**What is expected:** Put this sentence from the page excerpt about NSA surveillance below into Spanish: "More people are aware of NSA surveillance because of Snowden."

More people are aware of NSA surveillance because of Snowden.

Prism was only "upstream" data collection, directly wiretapping and recording microphones without user permission was xkeyscore and other "user activity mining" programs.

The Facebook mobile recently was found to have been recording users and sending the information back to facebook for "advertising purposes". The question then becomes would PRISM pick up this information as "upstream" collection.

PRISM was a bulk data collection scheme, it just scrapped everyone's HTTP and HTTPS requests and saved it. This data could then be looked over later and HTTPS could be potentially broken via logjam.

he really should have tried to do thing legally first.

Contact a US senator that would have something to gain as being the senator to expose obama NSA abuse. That senator could have subpoenaed him to testify and hand over the evidence to congress.

archive.privacysos.org/technologies_of_control/naurus

>we can be extra vigilant and cap the motherfucker
Governments don't promote vigilante justice, nor should they.

>That or the terrorists would cease their attack
Then they would do an inventory of all the mistakes that got them noticed and come back with a real surprise a few years later. Like a virus, it's going to develop resistance if you don't take it out all at once.

**Data for analysis:**

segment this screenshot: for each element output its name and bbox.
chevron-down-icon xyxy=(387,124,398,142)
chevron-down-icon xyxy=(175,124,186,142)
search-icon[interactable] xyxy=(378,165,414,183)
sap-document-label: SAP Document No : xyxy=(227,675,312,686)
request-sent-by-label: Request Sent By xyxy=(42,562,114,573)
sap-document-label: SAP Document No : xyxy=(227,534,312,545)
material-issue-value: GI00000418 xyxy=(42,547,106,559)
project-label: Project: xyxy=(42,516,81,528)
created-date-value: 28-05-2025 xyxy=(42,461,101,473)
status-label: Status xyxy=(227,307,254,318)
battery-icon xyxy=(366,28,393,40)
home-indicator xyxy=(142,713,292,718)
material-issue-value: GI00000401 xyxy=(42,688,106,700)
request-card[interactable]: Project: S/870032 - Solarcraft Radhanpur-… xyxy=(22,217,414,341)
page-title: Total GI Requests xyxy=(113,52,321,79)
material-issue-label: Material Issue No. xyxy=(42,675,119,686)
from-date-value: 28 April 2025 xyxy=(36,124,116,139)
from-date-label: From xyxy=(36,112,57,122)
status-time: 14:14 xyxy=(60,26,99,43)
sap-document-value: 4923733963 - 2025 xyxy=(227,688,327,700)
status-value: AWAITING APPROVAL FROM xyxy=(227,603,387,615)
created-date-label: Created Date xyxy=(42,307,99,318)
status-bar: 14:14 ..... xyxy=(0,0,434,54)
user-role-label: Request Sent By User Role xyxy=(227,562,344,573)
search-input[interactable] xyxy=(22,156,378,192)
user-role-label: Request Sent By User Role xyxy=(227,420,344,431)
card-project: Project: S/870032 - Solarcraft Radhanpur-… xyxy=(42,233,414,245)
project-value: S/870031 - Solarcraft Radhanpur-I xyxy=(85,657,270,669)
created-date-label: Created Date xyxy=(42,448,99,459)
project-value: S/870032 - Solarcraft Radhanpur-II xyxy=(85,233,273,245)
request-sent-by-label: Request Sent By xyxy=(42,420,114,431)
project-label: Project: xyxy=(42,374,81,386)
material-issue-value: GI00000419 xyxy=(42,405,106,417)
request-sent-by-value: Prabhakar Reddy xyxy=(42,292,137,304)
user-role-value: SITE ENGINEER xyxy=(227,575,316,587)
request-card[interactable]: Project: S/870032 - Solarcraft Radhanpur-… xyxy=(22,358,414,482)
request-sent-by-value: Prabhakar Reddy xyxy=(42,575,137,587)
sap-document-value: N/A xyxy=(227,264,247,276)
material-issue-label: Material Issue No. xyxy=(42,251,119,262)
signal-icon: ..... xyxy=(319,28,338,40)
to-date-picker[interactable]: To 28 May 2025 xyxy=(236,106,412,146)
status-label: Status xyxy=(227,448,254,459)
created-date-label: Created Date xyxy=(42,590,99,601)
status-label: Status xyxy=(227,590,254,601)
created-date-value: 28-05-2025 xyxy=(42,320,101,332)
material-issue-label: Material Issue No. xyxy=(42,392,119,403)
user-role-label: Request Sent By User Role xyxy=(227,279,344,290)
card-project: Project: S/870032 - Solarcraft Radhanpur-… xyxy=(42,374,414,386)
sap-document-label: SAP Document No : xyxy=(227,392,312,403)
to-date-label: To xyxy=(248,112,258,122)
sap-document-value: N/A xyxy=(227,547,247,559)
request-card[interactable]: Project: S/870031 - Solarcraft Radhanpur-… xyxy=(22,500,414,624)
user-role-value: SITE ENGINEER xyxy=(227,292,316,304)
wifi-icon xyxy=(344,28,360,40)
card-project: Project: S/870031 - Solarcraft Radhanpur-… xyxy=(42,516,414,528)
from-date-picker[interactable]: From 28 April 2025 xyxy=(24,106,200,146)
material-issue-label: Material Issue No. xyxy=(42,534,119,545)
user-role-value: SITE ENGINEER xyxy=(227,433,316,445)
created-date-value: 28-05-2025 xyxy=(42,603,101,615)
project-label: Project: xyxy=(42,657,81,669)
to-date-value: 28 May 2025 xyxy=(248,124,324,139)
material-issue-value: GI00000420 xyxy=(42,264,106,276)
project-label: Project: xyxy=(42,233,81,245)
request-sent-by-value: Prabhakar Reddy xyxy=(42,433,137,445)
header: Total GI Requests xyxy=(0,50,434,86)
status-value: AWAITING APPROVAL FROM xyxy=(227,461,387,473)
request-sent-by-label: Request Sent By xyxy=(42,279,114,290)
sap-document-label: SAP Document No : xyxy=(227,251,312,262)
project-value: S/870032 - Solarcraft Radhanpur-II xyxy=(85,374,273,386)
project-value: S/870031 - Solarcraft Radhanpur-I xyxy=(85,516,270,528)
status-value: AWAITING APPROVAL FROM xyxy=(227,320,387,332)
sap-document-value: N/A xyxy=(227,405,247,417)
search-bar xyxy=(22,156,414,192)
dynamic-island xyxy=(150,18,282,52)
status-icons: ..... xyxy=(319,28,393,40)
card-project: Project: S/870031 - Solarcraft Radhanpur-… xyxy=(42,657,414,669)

**Solution to this task:** Más personas están al tanto de la vigilancia de la NSA debido a Snowden.